### PROVIDED DATA

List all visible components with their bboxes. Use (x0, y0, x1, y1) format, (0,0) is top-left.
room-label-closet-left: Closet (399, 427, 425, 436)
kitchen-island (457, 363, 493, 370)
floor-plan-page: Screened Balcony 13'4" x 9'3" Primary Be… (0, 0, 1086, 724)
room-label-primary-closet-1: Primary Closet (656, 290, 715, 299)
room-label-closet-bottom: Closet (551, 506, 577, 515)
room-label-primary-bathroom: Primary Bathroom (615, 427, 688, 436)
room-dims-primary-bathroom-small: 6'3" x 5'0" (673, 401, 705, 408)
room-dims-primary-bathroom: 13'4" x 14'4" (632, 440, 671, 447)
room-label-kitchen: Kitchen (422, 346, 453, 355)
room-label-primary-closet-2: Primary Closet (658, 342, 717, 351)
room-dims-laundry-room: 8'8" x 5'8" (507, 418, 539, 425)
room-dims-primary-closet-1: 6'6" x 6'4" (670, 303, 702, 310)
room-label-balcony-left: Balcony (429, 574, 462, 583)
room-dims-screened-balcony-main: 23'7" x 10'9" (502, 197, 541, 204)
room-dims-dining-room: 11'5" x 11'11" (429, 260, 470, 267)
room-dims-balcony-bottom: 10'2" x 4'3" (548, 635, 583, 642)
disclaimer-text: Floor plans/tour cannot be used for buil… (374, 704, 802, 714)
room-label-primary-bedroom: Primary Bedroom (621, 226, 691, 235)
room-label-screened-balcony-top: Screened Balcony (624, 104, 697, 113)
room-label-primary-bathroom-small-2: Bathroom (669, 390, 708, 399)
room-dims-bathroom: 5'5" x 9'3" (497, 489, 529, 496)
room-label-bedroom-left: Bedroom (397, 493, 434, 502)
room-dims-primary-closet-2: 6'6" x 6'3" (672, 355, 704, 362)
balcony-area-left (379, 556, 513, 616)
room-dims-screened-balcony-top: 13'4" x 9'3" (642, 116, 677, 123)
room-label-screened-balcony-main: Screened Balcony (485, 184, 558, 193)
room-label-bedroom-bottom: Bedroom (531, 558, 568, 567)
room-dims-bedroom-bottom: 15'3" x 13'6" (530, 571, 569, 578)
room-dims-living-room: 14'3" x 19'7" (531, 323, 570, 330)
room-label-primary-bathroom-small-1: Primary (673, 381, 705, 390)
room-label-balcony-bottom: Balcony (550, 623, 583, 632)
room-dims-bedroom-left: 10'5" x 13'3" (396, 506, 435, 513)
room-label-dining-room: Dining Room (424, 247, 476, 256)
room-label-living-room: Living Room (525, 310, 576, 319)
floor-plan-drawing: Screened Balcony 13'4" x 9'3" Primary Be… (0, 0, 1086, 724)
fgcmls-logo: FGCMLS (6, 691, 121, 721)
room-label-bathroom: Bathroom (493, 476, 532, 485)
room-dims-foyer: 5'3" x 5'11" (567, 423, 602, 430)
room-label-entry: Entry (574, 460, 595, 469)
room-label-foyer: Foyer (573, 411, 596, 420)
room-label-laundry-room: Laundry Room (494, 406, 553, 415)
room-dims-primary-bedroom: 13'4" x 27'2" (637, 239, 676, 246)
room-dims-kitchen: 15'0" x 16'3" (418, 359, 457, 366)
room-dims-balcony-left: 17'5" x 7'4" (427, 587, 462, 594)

### TASK TO COMPLETE
Pick out each line of the listing above that contains the word "kitchen", matching its case exactly.

### WORKED SOLUTION
kitchen-island (457, 363, 493, 370)
room-label-kitchen: Kitchen (422, 346, 453, 355)
room-dims-kitchen: 15'0" x 16'3" (418, 359, 457, 366)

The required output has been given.